* _Supplied records_:
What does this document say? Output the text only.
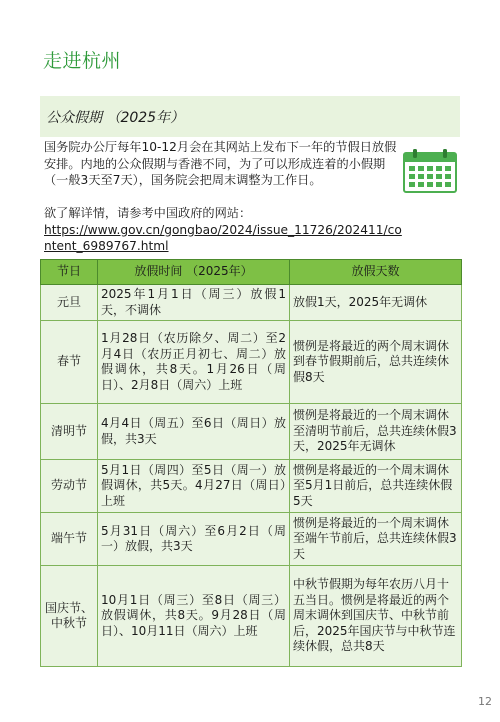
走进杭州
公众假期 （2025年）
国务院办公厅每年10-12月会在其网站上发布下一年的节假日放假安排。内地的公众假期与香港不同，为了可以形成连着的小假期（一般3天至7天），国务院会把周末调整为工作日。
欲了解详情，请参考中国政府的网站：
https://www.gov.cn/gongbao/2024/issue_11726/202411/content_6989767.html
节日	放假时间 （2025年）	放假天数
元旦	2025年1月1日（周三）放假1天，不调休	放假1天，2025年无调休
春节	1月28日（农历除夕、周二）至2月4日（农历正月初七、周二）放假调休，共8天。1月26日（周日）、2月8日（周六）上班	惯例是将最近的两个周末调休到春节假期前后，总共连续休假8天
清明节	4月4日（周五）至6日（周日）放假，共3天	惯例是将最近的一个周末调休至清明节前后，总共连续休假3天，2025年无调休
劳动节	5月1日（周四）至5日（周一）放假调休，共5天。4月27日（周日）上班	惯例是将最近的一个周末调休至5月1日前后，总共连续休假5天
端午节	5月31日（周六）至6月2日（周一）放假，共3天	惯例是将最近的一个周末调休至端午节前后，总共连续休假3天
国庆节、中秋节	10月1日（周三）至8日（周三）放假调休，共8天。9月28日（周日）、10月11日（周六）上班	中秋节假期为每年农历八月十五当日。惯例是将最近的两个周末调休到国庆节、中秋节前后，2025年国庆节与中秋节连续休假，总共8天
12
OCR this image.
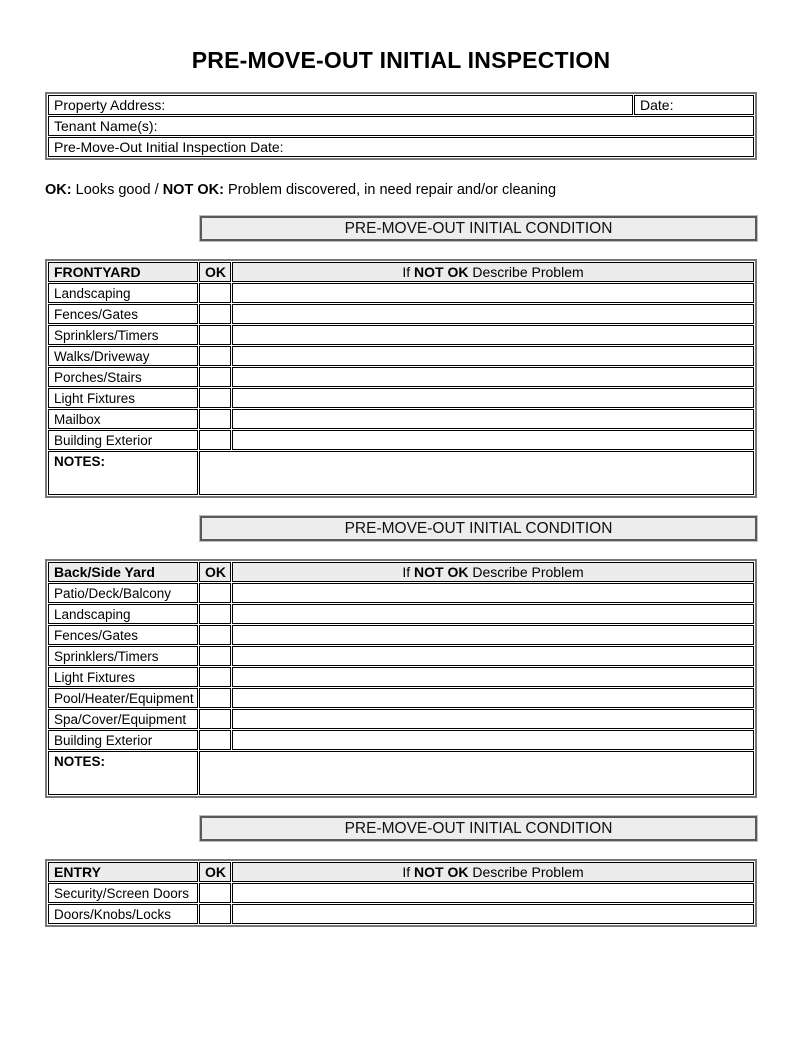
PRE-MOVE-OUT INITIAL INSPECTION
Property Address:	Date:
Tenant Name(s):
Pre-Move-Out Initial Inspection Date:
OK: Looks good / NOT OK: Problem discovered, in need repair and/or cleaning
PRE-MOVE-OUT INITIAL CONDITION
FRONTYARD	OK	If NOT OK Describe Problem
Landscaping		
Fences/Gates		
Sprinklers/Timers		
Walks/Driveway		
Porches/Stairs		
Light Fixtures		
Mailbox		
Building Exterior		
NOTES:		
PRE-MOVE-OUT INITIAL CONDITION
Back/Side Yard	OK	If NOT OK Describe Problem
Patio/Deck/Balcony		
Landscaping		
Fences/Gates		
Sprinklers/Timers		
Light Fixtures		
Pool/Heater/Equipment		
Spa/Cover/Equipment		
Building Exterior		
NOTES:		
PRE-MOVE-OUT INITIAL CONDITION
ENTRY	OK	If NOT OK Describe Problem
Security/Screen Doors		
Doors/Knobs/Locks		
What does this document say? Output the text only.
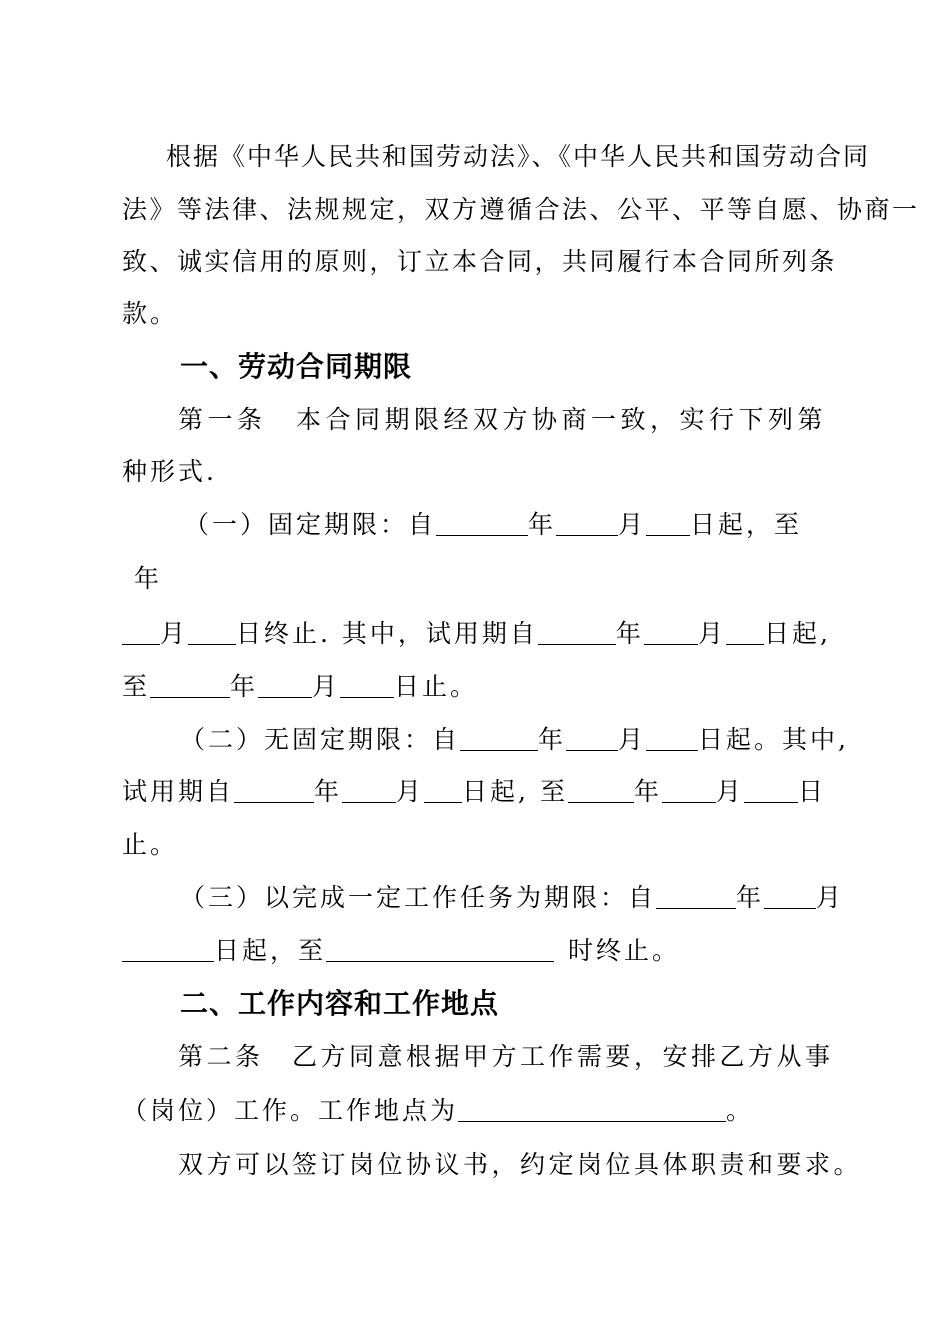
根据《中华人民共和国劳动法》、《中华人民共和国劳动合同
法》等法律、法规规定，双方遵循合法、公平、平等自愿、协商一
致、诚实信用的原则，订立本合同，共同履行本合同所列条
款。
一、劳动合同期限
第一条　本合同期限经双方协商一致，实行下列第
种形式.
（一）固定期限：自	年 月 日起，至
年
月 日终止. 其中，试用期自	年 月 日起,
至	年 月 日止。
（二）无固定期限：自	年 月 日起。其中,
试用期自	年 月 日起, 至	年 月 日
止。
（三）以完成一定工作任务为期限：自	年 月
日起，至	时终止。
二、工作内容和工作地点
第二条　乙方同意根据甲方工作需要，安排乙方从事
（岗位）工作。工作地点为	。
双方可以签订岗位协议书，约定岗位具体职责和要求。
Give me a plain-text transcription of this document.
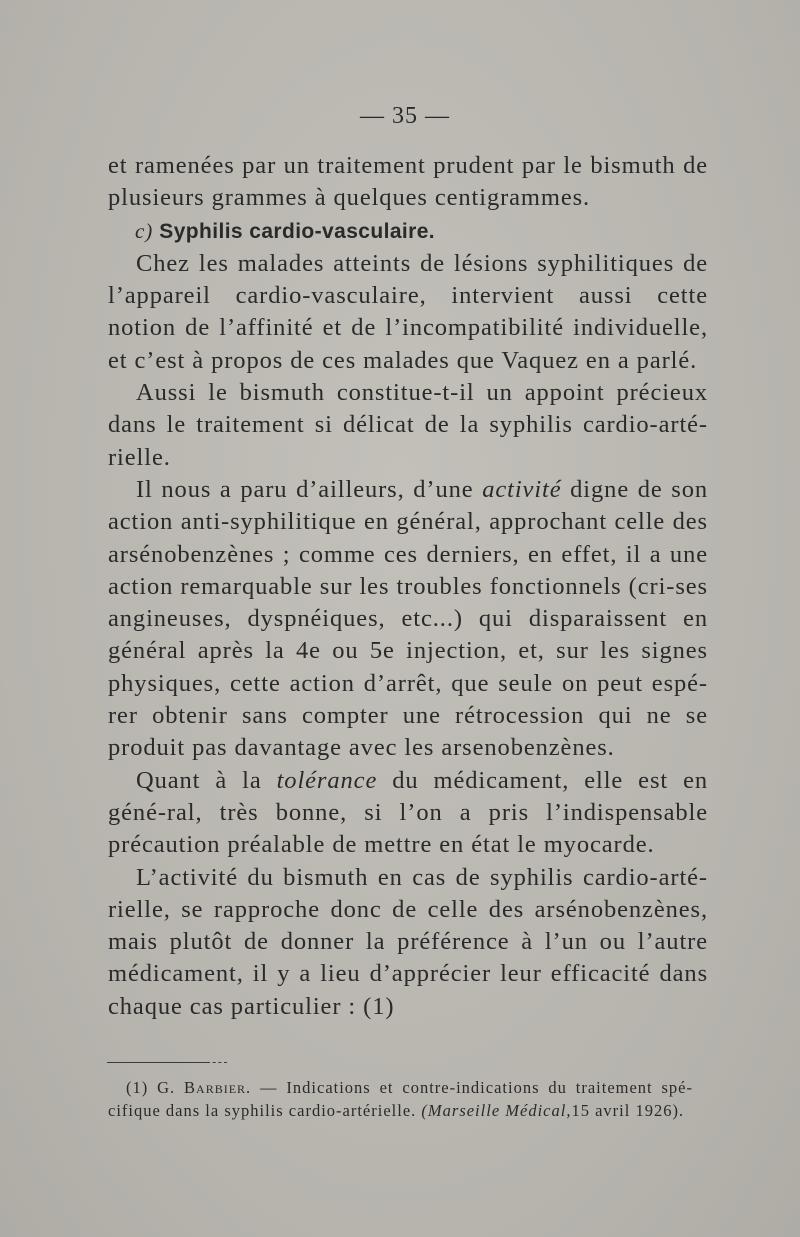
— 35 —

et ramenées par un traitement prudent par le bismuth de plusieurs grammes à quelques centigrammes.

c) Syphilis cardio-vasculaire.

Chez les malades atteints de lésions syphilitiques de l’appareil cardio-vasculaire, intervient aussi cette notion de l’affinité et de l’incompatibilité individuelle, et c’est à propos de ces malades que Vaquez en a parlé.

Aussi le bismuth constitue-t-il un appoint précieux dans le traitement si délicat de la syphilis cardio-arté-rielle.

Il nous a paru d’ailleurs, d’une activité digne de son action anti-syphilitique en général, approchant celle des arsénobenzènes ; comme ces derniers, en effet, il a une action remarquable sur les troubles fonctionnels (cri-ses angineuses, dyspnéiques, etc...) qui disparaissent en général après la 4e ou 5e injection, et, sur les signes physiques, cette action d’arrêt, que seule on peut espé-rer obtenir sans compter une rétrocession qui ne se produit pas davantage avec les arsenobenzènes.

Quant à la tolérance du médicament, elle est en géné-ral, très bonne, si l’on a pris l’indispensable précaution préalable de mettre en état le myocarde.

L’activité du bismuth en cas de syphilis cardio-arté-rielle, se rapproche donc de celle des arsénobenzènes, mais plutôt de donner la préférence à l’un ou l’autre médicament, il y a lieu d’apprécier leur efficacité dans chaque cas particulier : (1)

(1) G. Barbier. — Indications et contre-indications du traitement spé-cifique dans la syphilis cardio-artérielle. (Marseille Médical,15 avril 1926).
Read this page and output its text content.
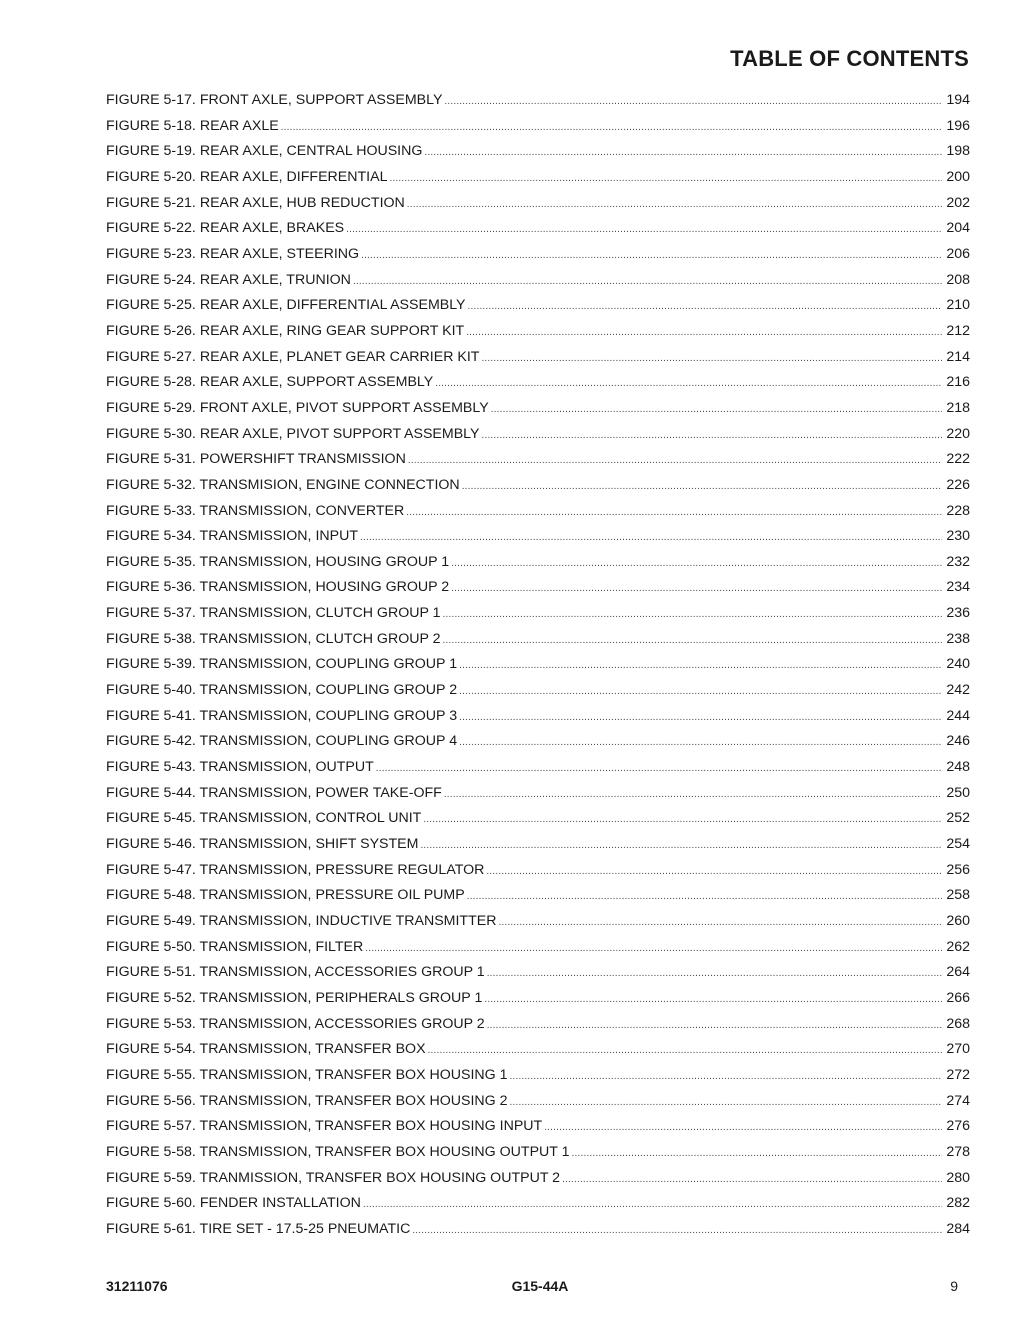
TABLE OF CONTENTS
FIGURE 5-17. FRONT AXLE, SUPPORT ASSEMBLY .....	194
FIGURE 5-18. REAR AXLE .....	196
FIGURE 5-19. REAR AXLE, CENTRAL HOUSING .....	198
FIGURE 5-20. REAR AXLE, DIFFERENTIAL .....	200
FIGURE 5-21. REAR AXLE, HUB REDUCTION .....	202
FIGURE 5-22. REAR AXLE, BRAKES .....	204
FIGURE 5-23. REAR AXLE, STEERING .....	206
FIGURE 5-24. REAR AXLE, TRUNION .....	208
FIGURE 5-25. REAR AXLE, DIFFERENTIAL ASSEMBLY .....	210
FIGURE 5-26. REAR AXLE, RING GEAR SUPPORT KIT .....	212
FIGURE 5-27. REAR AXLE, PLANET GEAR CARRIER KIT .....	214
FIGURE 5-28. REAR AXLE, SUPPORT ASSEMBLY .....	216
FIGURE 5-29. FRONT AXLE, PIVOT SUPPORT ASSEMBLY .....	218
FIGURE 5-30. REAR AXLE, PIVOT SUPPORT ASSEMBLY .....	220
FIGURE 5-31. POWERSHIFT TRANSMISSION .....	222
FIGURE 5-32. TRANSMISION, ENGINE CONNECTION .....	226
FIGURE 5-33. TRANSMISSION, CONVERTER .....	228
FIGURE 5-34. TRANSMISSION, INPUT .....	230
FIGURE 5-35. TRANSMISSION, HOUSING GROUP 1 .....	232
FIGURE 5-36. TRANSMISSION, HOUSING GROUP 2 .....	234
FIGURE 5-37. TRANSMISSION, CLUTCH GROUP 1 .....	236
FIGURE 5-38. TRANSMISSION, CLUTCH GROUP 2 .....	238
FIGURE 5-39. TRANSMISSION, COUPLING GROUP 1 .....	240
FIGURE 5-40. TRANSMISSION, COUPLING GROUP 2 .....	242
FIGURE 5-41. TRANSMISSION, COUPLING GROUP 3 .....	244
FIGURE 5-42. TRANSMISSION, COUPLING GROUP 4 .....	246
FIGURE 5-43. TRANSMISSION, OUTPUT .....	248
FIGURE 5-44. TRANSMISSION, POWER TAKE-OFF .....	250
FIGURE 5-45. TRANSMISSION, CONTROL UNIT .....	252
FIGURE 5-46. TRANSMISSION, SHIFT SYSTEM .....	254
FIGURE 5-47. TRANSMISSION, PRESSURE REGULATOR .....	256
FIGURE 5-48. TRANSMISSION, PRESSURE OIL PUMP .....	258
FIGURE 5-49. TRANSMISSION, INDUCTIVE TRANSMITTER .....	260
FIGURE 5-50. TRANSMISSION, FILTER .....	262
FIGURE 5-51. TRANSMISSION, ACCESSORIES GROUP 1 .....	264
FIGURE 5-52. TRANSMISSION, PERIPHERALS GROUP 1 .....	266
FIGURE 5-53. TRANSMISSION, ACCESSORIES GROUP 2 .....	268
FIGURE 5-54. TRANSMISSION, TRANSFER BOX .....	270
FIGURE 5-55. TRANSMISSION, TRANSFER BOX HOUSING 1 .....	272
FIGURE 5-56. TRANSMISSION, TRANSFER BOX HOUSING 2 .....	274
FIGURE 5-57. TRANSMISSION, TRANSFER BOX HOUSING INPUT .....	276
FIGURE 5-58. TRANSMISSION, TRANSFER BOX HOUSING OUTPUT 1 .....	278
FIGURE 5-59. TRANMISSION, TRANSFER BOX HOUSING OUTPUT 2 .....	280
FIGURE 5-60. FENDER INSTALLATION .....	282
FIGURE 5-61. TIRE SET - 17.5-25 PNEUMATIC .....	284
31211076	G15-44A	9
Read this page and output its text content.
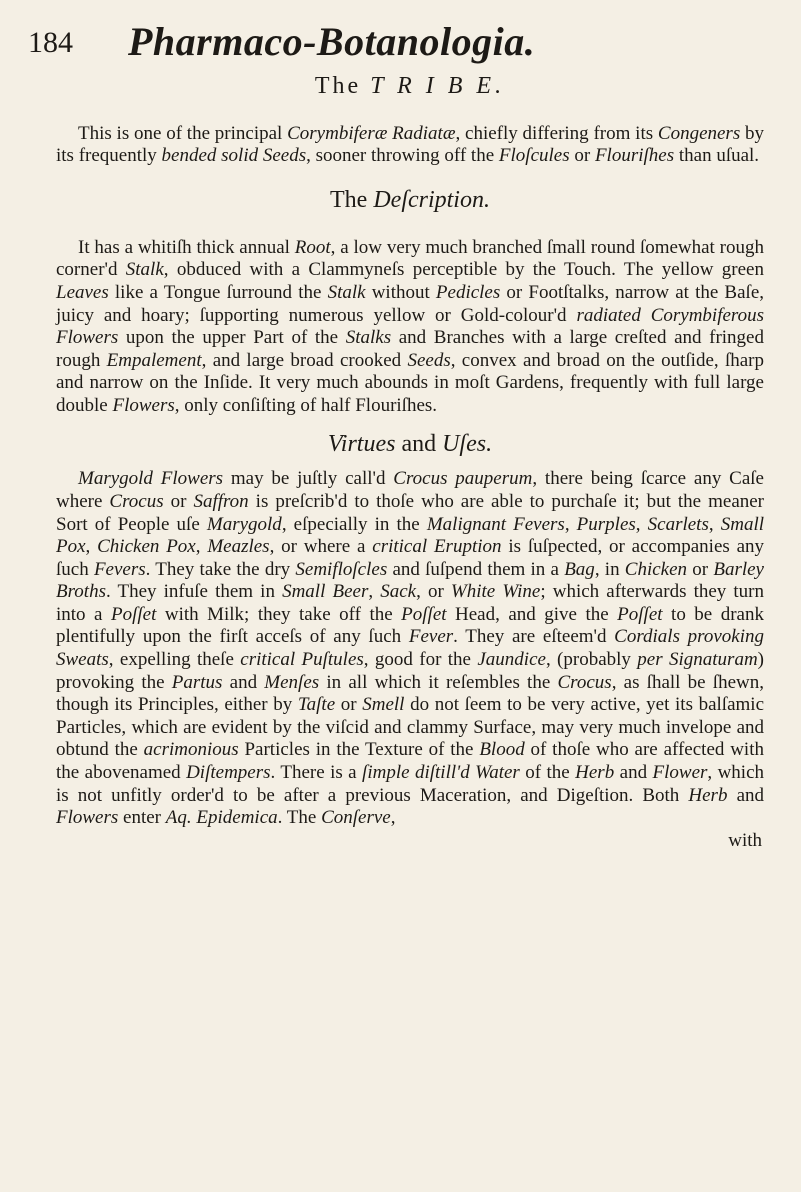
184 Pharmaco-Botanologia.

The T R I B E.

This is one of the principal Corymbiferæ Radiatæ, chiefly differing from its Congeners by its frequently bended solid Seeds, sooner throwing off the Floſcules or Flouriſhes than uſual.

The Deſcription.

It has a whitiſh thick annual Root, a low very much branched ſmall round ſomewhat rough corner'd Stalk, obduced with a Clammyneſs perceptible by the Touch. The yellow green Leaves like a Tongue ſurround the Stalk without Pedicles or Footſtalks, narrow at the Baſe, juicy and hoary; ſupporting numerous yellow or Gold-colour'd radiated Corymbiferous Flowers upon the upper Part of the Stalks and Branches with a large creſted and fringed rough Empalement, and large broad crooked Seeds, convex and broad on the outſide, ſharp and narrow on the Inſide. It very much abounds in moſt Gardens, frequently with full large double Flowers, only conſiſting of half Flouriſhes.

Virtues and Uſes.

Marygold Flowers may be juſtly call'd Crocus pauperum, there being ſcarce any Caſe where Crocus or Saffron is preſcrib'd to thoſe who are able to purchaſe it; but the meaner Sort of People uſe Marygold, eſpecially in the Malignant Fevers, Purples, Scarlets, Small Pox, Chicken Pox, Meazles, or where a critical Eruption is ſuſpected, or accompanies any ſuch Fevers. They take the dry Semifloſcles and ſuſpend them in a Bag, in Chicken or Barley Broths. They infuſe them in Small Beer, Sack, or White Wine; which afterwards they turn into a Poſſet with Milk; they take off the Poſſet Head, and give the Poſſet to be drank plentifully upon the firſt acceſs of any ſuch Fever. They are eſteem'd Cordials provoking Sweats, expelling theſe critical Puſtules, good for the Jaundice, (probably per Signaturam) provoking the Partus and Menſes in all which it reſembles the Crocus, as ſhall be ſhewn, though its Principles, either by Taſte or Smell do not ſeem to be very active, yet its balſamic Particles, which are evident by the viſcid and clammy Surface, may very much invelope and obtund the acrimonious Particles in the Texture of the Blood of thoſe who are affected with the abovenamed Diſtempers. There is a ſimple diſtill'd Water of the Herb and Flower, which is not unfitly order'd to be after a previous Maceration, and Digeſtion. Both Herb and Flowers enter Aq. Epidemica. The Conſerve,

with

* _Given task_:
Copy every line from the records above that contains the word "INPUT".

* _Completed task_:
FIGURE 5-34. TRANSMISSION, INPUT .....	230
FIGURE 5-57. TRANSMISSION, TRANSFER BOX HOUSING INPUT .....	276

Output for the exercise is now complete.